**Supplied data:**
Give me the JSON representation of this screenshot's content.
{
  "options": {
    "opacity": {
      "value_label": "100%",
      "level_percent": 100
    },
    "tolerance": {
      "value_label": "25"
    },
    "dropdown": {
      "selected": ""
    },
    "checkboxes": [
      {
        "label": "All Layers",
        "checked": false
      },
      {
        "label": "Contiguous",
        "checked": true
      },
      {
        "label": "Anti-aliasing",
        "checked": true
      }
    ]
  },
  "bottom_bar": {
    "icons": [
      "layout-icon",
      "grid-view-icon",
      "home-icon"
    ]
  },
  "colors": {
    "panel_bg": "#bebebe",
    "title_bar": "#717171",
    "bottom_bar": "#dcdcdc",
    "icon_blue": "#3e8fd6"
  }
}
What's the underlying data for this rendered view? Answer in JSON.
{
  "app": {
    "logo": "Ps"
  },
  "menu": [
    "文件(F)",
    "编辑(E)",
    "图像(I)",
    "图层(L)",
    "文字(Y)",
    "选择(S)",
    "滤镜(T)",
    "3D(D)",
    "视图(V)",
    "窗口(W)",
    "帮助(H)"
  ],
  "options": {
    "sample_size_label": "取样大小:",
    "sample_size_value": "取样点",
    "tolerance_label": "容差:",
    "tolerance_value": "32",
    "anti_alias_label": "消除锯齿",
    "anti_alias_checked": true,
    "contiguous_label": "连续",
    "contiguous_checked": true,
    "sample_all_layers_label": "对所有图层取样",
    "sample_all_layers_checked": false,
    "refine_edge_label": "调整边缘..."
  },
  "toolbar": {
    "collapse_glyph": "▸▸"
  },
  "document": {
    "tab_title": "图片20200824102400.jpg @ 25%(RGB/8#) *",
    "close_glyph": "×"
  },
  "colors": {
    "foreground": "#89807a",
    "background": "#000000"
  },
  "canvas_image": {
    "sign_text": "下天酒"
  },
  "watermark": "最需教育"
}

**Task description:**
Print the records once more, exactly as they were given.

**Solved exercise:**
Give me the JSON representation of this screenshot's content.
{
  "options": {
    "opacity": {
      "value_label": "100%",
      "level_percent": 100
    },
    "tolerance": {
      "value_label": "25"
    },
    "dropdown": {
      "selected": ""
    },
    "checkboxes": [
      {
        "label": "All Layers",
        "checked": false
      },
      {
        "label": "Contiguous",
        "checked": true
      },
      {
        "label": "Anti-aliasing",
        "checked": true
      }
    ]
  },
  "bottom_bar": {
    "icons": [
      "layout-icon",
      "grid-view-icon",
      "home-icon"
    ]
  },
  "colors": {
    "panel_bg": "#bebebe",
    "title_bar": "#717171",
    "bottom_bar": "#dcdcdc",
    "icon_blue": "#3e8fd6"
  }
}
What's the underlying data for this rendered view? Answer in JSON.
{
  "app": {
    "logo": "Ps"
  },
  "menu": [
    "文件(F)",
    "编辑(E)",
    "图像(I)",
    "图层(L)",
    "文字(Y)",
    "选择(S)",
    "滤镜(T)",
    "3D(D)",
    "视图(V)",
    "窗口(W)",
    "帮助(H)"
  ],
  "options": {
    "sample_size_label": "取样大小:",
    "sample_size_value": "取样点",
    "tolerance_label": "容差:",
    "tolerance_value": "32",
    "anti_alias_label": "消除锯齿",
    "anti_alias_checked": true,
    "contiguous_label": "连续",
    "contiguous_checked": true,
    "sample_all_layers_label": "对所有图层取样",
    "sample_all_layers_checked": false,
    "refine_edge_label": "调整边缘..."
  },
  "toolbar": {
    "collapse_glyph": "▸▸"
  },
  "document": {
    "tab_title": "图片20200824102400.jpg @ 25%(RGB/8#) *",
    "close_glyph": "×"
  },
  "colors": {
    "foreground": "#89807a",
    "background": "#000000"
  },
  "canvas_image": {
    "sign_text": "下天酒"
  },
  "watermark": "最需教育"
}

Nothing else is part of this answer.